▶ **CHALLENGE**
In this exercise, return the whole listing exactly, excluding any images.

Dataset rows
begin

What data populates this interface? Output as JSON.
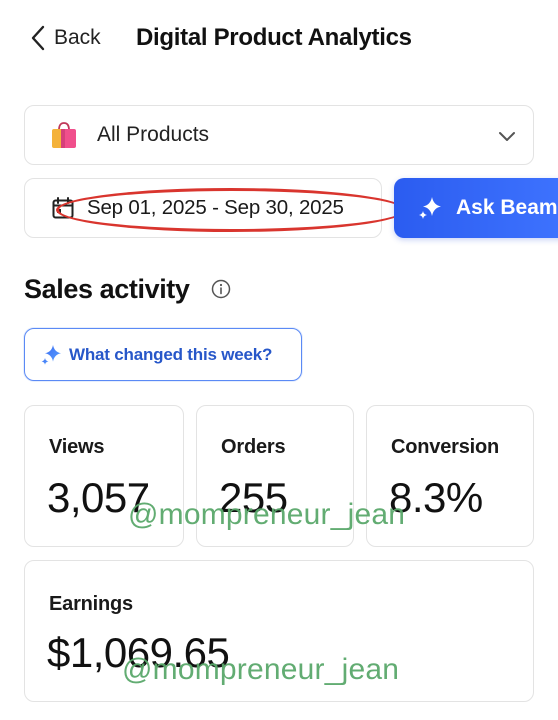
{
  "header": {
    "back_label": "Back",
    "title": "Digital Product Analytics"
  },
  "filters": {
    "product_select": "All Products",
    "date_range": "Sep 01, 2025 - Sep 30, 2025",
    "ask_button": "Ask Beam"
  },
  "sales": {
    "section_title": "Sales activity",
    "what_changed": "What changed this week?",
    "metrics": [
      {
        "label": "Views",
        "value": "3,057"
      },
      {
        "label": "Orders",
        "value": "255"
      },
      {
        "label": "Conversion",
        "value": "8.3%"
      }
    ],
    "earnings": {
      "label": "Earnings",
      "value": "$1,069.65"
    }
  },
  "watermark": "@mompreneur_jean",
  "colors": {
    "accent": "#2b5cf0",
    "highlight_oval": "#d9352e",
    "watermark": "#5aa86b"
  },
  "icons": [
    "chevron-left-icon",
    "shopping-bag-icon",
    "chevron-down-icon",
    "calendar-icon",
    "sparkle-icon",
    "info-icon"
  ]
}
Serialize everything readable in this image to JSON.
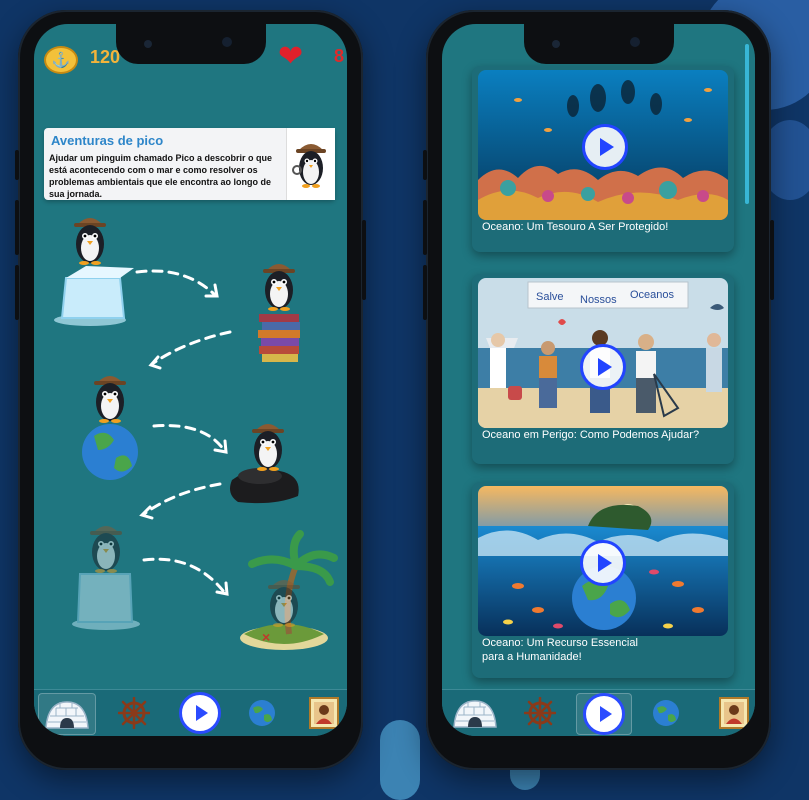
{
  "colors": {
    "background": "#0f3566",
    "screen": "#1f7680",
    "accent_gold": "#f3b43a",
    "heart_red": "#e0202b",
    "play_blue": "#2a4bff"
  },
  "left_screen": {
    "status": {
      "coins_icon": "anchor-icon",
      "coins": "120",
      "lives_icon": "heart-icon",
      "lives": "8"
    },
    "story_card": {
      "title": "Aventuras de pico",
      "description": "Ajudar um pinguim chamado Pico a descobrir o que está acontecendo com o mar e como resolver os problemas ambientais que ele encontra ao longo de sua jornada.",
      "thumbnail_icon": "penguin-explorer-icon"
    },
    "path_nodes": [
      {
        "name": "penguin-on-ice",
        "icon": "ice-cube-icon",
        "locked": false
      },
      {
        "name": "penguin-on-books",
        "icon": "books-icon",
        "locked": false
      },
      {
        "name": "penguin-on-earth",
        "icon": "earth-icon",
        "locked": false
      },
      {
        "name": "penguin-on-oil",
        "icon": "oil-spill-icon",
        "locked": false
      },
      {
        "name": "penguin-on-ice-locked",
        "icon": "ice-cube-icon",
        "locked": true
      },
      {
        "name": "penguin-on-island-locked",
        "icon": "island-icon",
        "locked": true
      }
    ]
  },
  "right_screen": {
    "videos": [
      {
        "title": "Oceano: Um Tesouro A Ser Protegido!"
      },
      {
        "title": "Oceano em Perigo: Como Podemos Ajudar?",
        "banner_words": [
          "Salve",
          "Nossos",
          "Oceanos"
        ]
      },
      {
        "title_line1": "Oceano: Um Recurso Essencial",
        "title_line2": "para a Humanidade!"
      }
    ]
  },
  "navbar": {
    "items": [
      "igloo-icon",
      "ship-wheel-icon",
      "play-icon",
      "globe-icon",
      "profile-icon"
    ]
  }
}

end

▶ **WRITTEN RESPONSE**
What data populates this interface? Output as JSON.
{
  "header": {
    "back_label": "Back",
    "title": "Digital Product Analytics"
  },
  "filters": {
    "product_select": "All Products",
    "date_range": "Sep 01, 2025 - Sep 30, 2025",
    "ask_button": "Ask Beam"
  },
  "sales": {
    "section_title": "Sales activity",
    "what_changed": "What changed this week?",
    "metrics": [
      {
        "label": "Views",
        "value": "3,057"
      },
      {
        "label": "Orders",
        "value": "255"
      },
      {
        "label": "Conversion",
        "value": "8.3%"
      }
    ],
    "earnings": {
      "label": "Earnings",
      "value": "$1,069.65"
    }
  },
  "watermark": "@mompreneur_jean",
  "colors": {
    "accent": "#2b5cf0",
    "highlight_oval": "#d9352e",
    "watermark": "#5aa86b"
  },
  "icons": [
    "chevron-left-icon",
    "shopping-bag-icon",
    "chevron-down-icon",
    "calendar-icon",
    "sparkle-icon",
    "info-icon"
  ]
}
Serialize everything readable in this image to JSON.
{
  "colors": {
    "background": "#0f3566",
    "screen": "#1f7680",
    "accent_gold": "#f3b43a",
    "heart_red": "#e0202b",
    "play_blue": "#2a4bff"
  },
  "left_screen": {
    "status": {
      "coins_icon": "anchor-icon",
      "coins": "120",
      "lives_icon": "heart-icon",
      "lives": "8"
    },
    "story_card": {
      "title": "Aventuras de pico",
      "description": "Ajudar um pinguim chamado Pico a descobrir o que está acontecendo com o mar e como resolver os problemas ambientais que ele encontra ao longo de sua jornada.",
      "thumbnail_icon": "penguin-explorer-icon"
    },
    "path_nodes": [
      {
        "name": "penguin-on-ice",
        "icon": "ice-cube-icon",
        "locked": false
      },
      {
        "name": "penguin-on-books",
        "icon": "books-icon",
        "locked": false
      },
      {
        "name": "penguin-on-earth",
        "icon": "earth-icon",
        "locked": false
      },
      {
        "name": "penguin-on-oil",
        "icon": "oil-spill-icon",
        "locked": false
      },
      {
        "name": "penguin-on-ice-locked",
        "icon": "ice-cube-icon",
        "locked": true
      },
      {
        "name": "penguin-on-island-locked",
        "icon": "island-icon",
        "locked": true
      }
    ]
  },
  "right_screen": {
    "videos": [
      {
        "title": "Oceano: Um Tesouro A Ser Protegido!"
      },
      {
        "title": "Oceano em Perigo: Como Podemos Ajudar?",
        "banner_words": [
          "Salve",
          "Nossos",
          "Oceanos"
        ]
      },
      {
        "title_line1": "Oceano: Um Recurso Essencial",
        "title_line2": "para a Humanidade!"
      }
    ]
  },
  "navbar": {
    "items": [
      "igloo-icon",
      "ship-wheel-icon",
      "play-icon",
      "globe-icon",
      "profile-icon"
    ]
  }
}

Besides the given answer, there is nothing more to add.